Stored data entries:
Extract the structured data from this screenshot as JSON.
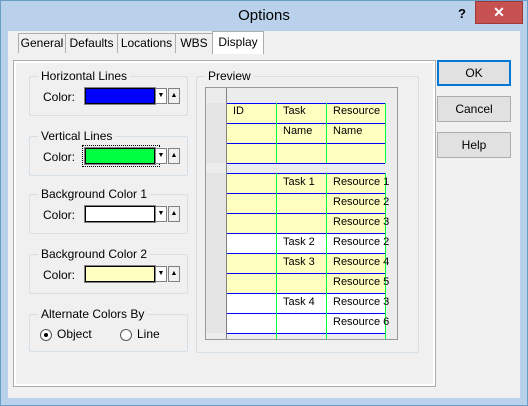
{
  "window": {
    "title": "Options",
    "help_glyph": "?",
    "close_glyph": "✕"
  },
  "tabs": [
    {
      "label": "General",
      "active": false
    },
    {
      "label": "Defaults",
      "active": false
    },
    {
      "label": "Locations",
      "active": false
    },
    {
      "label": "WBS",
      "active": false
    },
    {
      "label": "Display",
      "active": true
    }
  ],
  "groups": {
    "horizontal": {
      "title": "Horizontal Lines",
      "color_label": "Color:",
      "color": "#0000ff"
    },
    "vertical": {
      "title": "Vertical Lines",
      "color_label": "Color:",
      "color": "#00ff40"
    },
    "bg1": {
      "title": "Background Color 1",
      "color_label": "Color:",
      "color": "#ffffff"
    },
    "bg2": {
      "title": "Background Color 2",
      "color_label": "Color:",
      "color": "#ffffc0"
    },
    "alternate": {
      "title": "Alternate Colors By",
      "options": [
        "Object",
        "Line"
      ],
      "selected": "Object"
    }
  },
  "preview": {
    "title": "Preview",
    "header": {
      "col1": "ID",
      "col2_line1": "Task",
      "col2_line2": "Name",
      "col3_line1": "Resource",
      "col3_line2": "Name"
    },
    "rows": [
      {
        "task": "Task 1",
        "resource": "Resource 1",
        "bg": "bg2"
      },
      {
        "task": "",
        "resource": "Resource 2",
        "bg": "bg2"
      },
      {
        "task": "",
        "resource": "Resource 3",
        "bg": "bg2"
      },
      {
        "task": "Task 2",
        "resource": "Resource 2",
        "bg": "bg1"
      },
      {
        "task": "Task 3",
        "resource": "Resource 4",
        "bg": "bg2"
      },
      {
        "task": "",
        "resource": "Resource 5",
        "bg": "bg2"
      },
      {
        "task": "Task 4",
        "resource": "Resource 3",
        "bg": "bg1"
      },
      {
        "task": "",
        "resource": "Resource 6",
        "bg": "bg1"
      }
    ]
  },
  "buttons": {
    "ok": "OK",
    "cancel": "Cancel",
    "help": "Help"
  }
}
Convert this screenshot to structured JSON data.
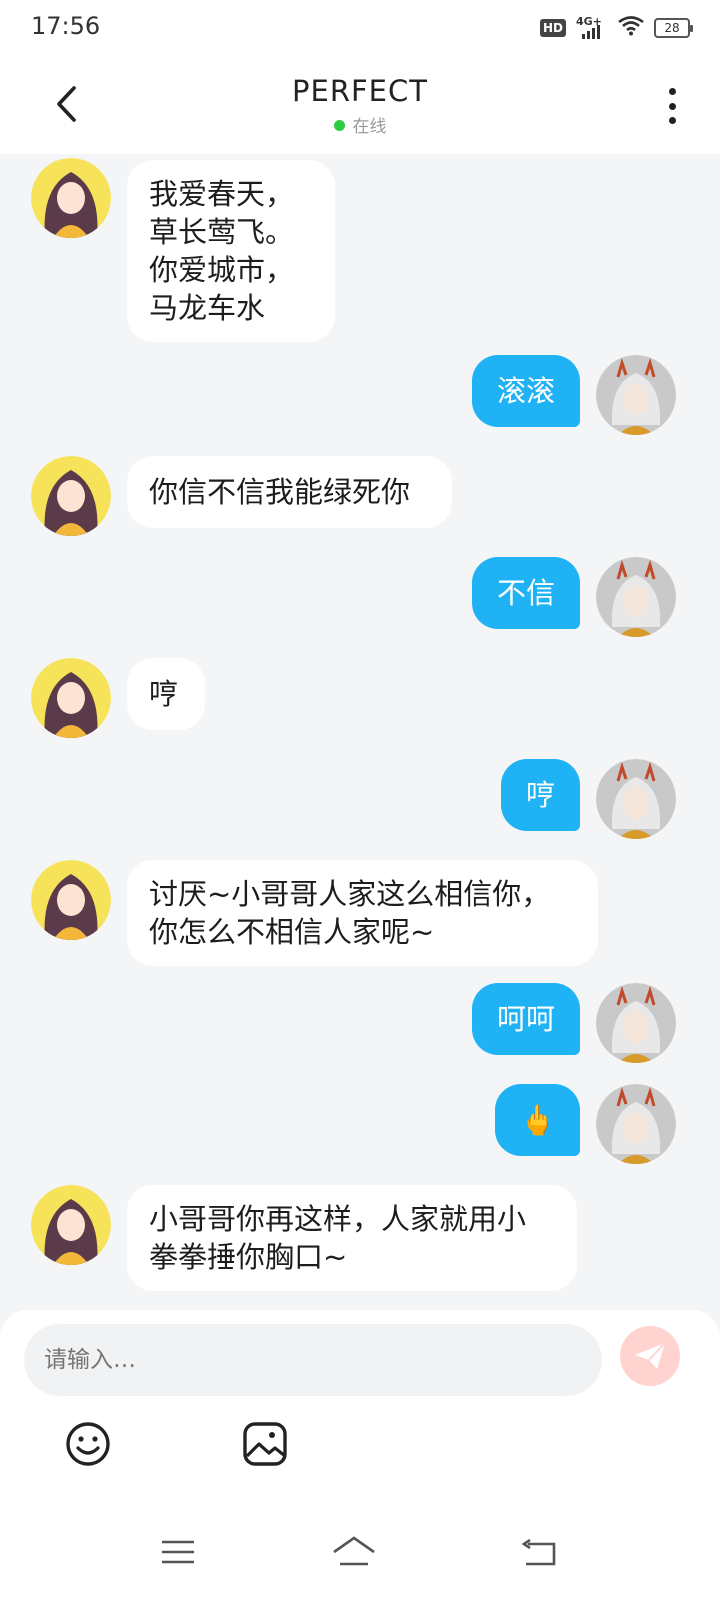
{
  "status_bar": {
    "time": "17:56",
    "hd_badge": "HD",
    "network": "4G+",
    "battery": "28"
  },
  "header": {
    "title": "PERFECT",
    "status": "在线",
    "status_color": "#2ecc40"
  },
  "messages": [
    {
      "side": "left",
      "text": "我爱春天，\n草长莺飞。\n你爱城市，\n马龙车水"
    },
    {
      "side": "right",
      "text": "滚滚"
    },
    {
      "side": "left",
      "text": "你信不信我能绿死你"
    },
    {
      "side": "right",
      "text": "不信"
    },
    {
      "side": "left",
      "text": "哼"
    },
    {
      "side": "right",
      "text": "哼"
    },
    {
      "side": "left",
      "text": "讨厌~小哥哥人家这么相信你，\n你怎么不相信人家呢~"
    },
    {
      "side": "right",
      "text": "呵呵"
    },
    {
      "side": "right",
      "text": "🖕"
    },
    {
      "side": "left",
      "text": "小哥哥你再这样，人家就用小\n拳拳捶你胸口~"
    }
  ],
  "composer": {
    "placeholder": "请输入…",
    "send_icon": "send-icon",
    "tools": [
      "emoji-icon",
      "image-icon"
    ]
  },
  "navigation": [
    "menu-icon",
    "home-icon",
    "back-icon"
  ],
  "colors": {
    "accent": "#1fb2f5",
    "left_bubble": "#ffffff",
    "background": "#f4f5f7",
    "send_button": "#ffd4d0"
  }
}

Exercise description: Your copy should repeat each entry above exactly but contain no pictures.

Answer for the task:
Extract the structured data from this screenshot as JSON.
{
  "window": {
    "title": "Options",
    "help_glyph": "?",
    "close_glyph": "✕"
  },
  "tabs": [
    {
      "label": "General",
      "active": false
    },
    {
      "label": "Defaults",
      "active": false
    },
    {
      "label": "Locations",
      "active": false
    },
    {
      "label": "WBS",
      "active": false
    },
    {
      "label": "Display",
      "active": true
    }
  ],
  "groups": {
    "horizontal": {
      "title": "Horizontal Lines",
      "color_label": "Color:",
      "color": "#0000ff"
    },
    "vertical": {
      "title": "Vertical Lines",
      "color_label": "Color:",
      "color": "#00ff40"
    },
    "bg1": {
      "title": "Background Color 1",
      "color_label": "Color:",
      "color": "#ffffff"
    },
    "bg2": {
      "title": "Background Color 2",
      "color_label": "Color:",
      "color": "#ffffc0"
    },
    "alternate": {
      "title": "Alternate Colors By",
      "options": [
        "Object",
        "Line"
      ],
      "selected": "Object"
    }
  },
  "preview": {
    "title": "Preview",
    "header": {
      "col1": "ID",
      "col2_line1": "Task",
      "col2_line2": "Name",
      "col3_line1": "Resource",
      "col3_line2": "Name"
    },
    "rows": [
      {
        "task": "Task 1",
        "resource": "Resource 1",
        "bg": "bg2"
      },
      {
        "task": "",
        "resource": "Resource 2",
        "bg": "bg2"
      },
      {
        "task": "",
        "resource": "Resource 3",
        "bg": "bg2"
      },
      {
        "task": "Task 2",
        "resource": "Resource 2",
        "bg": "bg1"
      },
      {
        "task": "Task 3",
        "resource": "Resource 4",
        "bg": "bg2"
      },
      {
        "task": "",
        "resource": "Resource 5",
        "bg": "bg2"
      },
      {
        "task": "Task 4",
        "resource": "Resource 3",
        "bg": "bg1"
      },
      {
        "task": "",
        "resource": "Resource 6",
        "bg": "bg1"
      }
    ]
  },
  "buttons": {
    "ok": "OK",
    "cancel": "Cancel",
    "help": "Help"
  }
}
Convert this screenshot to structured JSON data.
{
  "status_bar": {
    "time": "17:56",
    "hd_badge": "HD",
    "network": "4G+",
    "battery": "28"
  },
  "header": {
    "title": "PERFECT",
    "status": "在线",
    "status_color": "#2ecc40"
  },
  "messages": [
    {
      "side": "left",
      "text": "我爱春天，\n草长莺飞。\n你爱城市，\n马龙车水"
    },
    {
      "side": "right",
      "text": "滚滚"
    },
    {
      "side": "left",
      "text": "你信不信我能绿死你"
    },
    {
      "side": "right",
      "text": "不信"
    },
    {
      "side": "left",
      "text": "哼"
    },
    {
      "side": "right",
      "text": "哼"
    },
    {
      "side": "left",
      "text": "讨厌~小哥哥人家这么相信你，\n你怎么不相信人家呢~"
    },
    {
      "side": "right",
      "text": "呵呵"
    },
    {
      "side": "right",
      "text": "🖕"
    },
    {
      "side": "left",
      "text": "小哥哥你再这样，人家就用小\n拳拳捶你胸口~"
    }
  ],
  "composer": {
    "placeholder": "请输入…",
    "send_icon": "send-icon",
    "tools": [
      "emoji-icon",
      "image-icon"
    ]
  },
  "navigation": [
    "menu-icon",
    "home-icon",
    "back-icon"
  ],
  "colors": {
    "accent": "#1fb2f5",
    "left_bubble": "#ffffff",
    "background": "#f4f5f7",
    "send_button": "#ffd4d0"
  }
}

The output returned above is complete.